● **What the exercise asks**
Count lines holding the word "color". Only the number is wanted.

● **Exercise materials**
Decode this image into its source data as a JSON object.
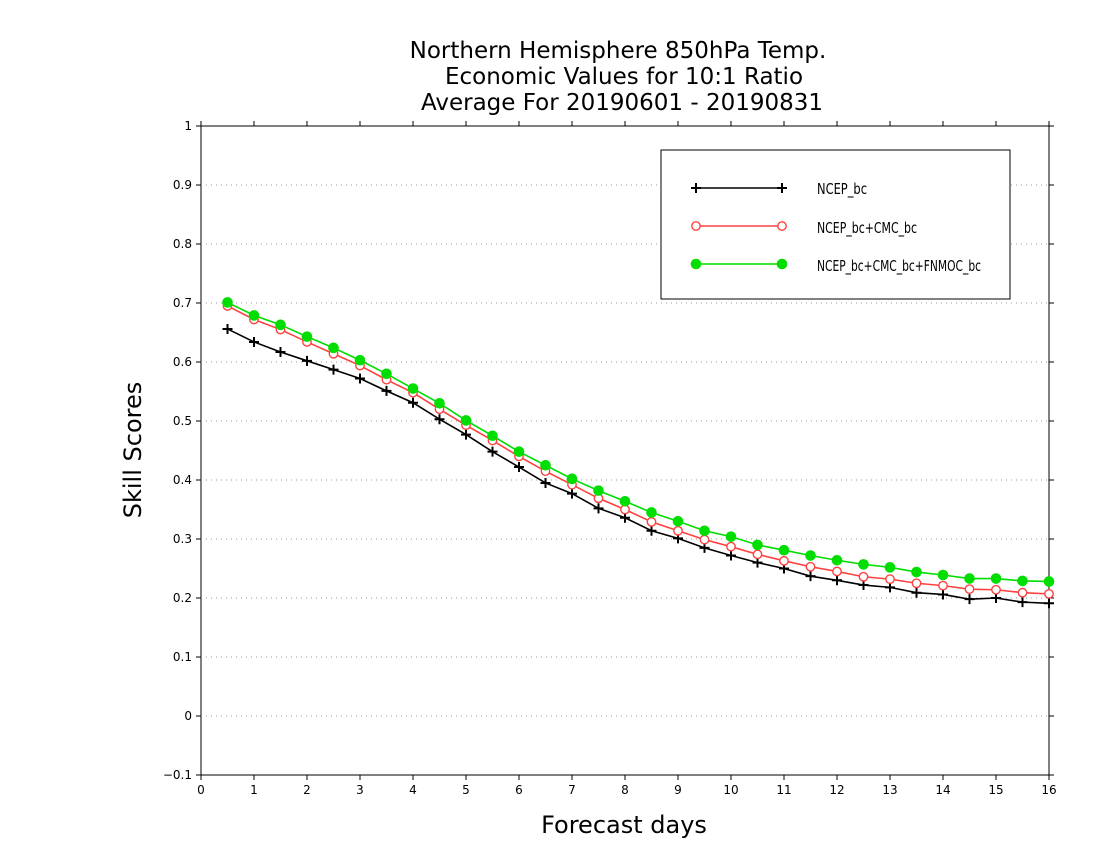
{
  "chart_data": {
    "type": "line",
    "title_lines": [
      "Northern Hemisphere 850hPa Temp.",
      "Economic Values for 10:1 Ratio",
      "Average For 20190601 - 20190831"
    ],
    "xlabel": "Forecast days",
    "ylabel": "Skill Scores",
    "xlim": [
      0,
      16
    ],
    "ylim": [
      -0.1,
      1
    ],
    "x_ticks": [
      "0",
      "1",
      "2",
      "3",
      "4",
      "5",
      "6",
      "7",
      "8",
      "9",
      "10",
      "11",
      "12",
      "13",
      "14",
      "15",
      "16"
    ],
    "y_ticks": [
      "−0.1",
      "0",
      "0.1",
      "0.2",
      "0.3",
      "0.4",
      "0.5",
      "0.6",
      "0.7",
      "0.8",
      "0.9",
      "1"
    ],
    "grid": "horizontal-dotted",
    "legend_position": "top-right",
    "x": [
      0.5,
      1,
      1.5,
      2,
      2.5,
      3,
      3.5,
      4,
      4.5,
      5,
      5.5,
      6,
      6.5,
      7,
      7.5,
      8,
      8.5,
      9,
      9.5,
      10,
      10.5,
      11,
      11.5,
      12,
      12.5,
      13,
      13.5,
      14,
      14.5,
      15,
      15.5,
      16
    ],
    "series": [
      {
        "name": "NCEP_bc",
        "color": "#000000",
        "marker": "plus",
        "values": [
          0.656,
          0.634,
          0.617,
          0.602,
          0.587,
          0.572,
          0.551,
          0.531,
          0.503,
          0.477,
          0.448,
          0.422,
          0.395,
          0.377,
          0.352,
          0.336,
          0.314,
          0.301,
          0.285,
          0.272,
          0.26,
          0.25,
          0.237,
          0.23,
          0.222,
          0.218,
          0.209,
          0.206,
          0.198,
          0.2,
          0.193,
          0.191
        ]
      },
      {
        "name": "NCEP_bc+CMC_bc",
        "color": "#ff4040",
        "marker": "open-circle",
        "values": [
          0.695,
          0.672,
          0.655,
          0.634,
          0.614,
          0.594,
          0.57,
          0.548,
          0.52,
          0.493,
          0.467,
          0.44,
          0.415,
          0.392,
          0.369,
          0.35,
          0.329,
          0.314,
          0.299,
          0.287,
          0.274,
          0.263,
          0.253,
          0.245,
          0.236,
          0.232,
          0.225,
          0.221,
          0.215,
          0.214,
          0.209,
          0.207
        ]
      },
      {
        "name": "NCEP_bc+CMC_bc+FNMOC_bc",
        "color": "#00dd00",
        "marker": "filled-circle",
        "values": [
          0.701,
          0.679,
          0.663,
          0.643,
          0.624,
          0.603,
          0.58,
          0.555,
          0.53,
          0.501,
          0.475,
          0.448,
          0.425,
          0.402,
          0.382,
          0.364,
          0.345,
          0.33,
          0.314,
          0.304,
          0.29,
          0.281,
          0.272,
          0.264,
          0.257,
          0.252,
          0.244,
          0.239,
          0.233,
          0.233,
          0.229,
          0.228
        ]
      }
    ]
  }
}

● **Full output**
3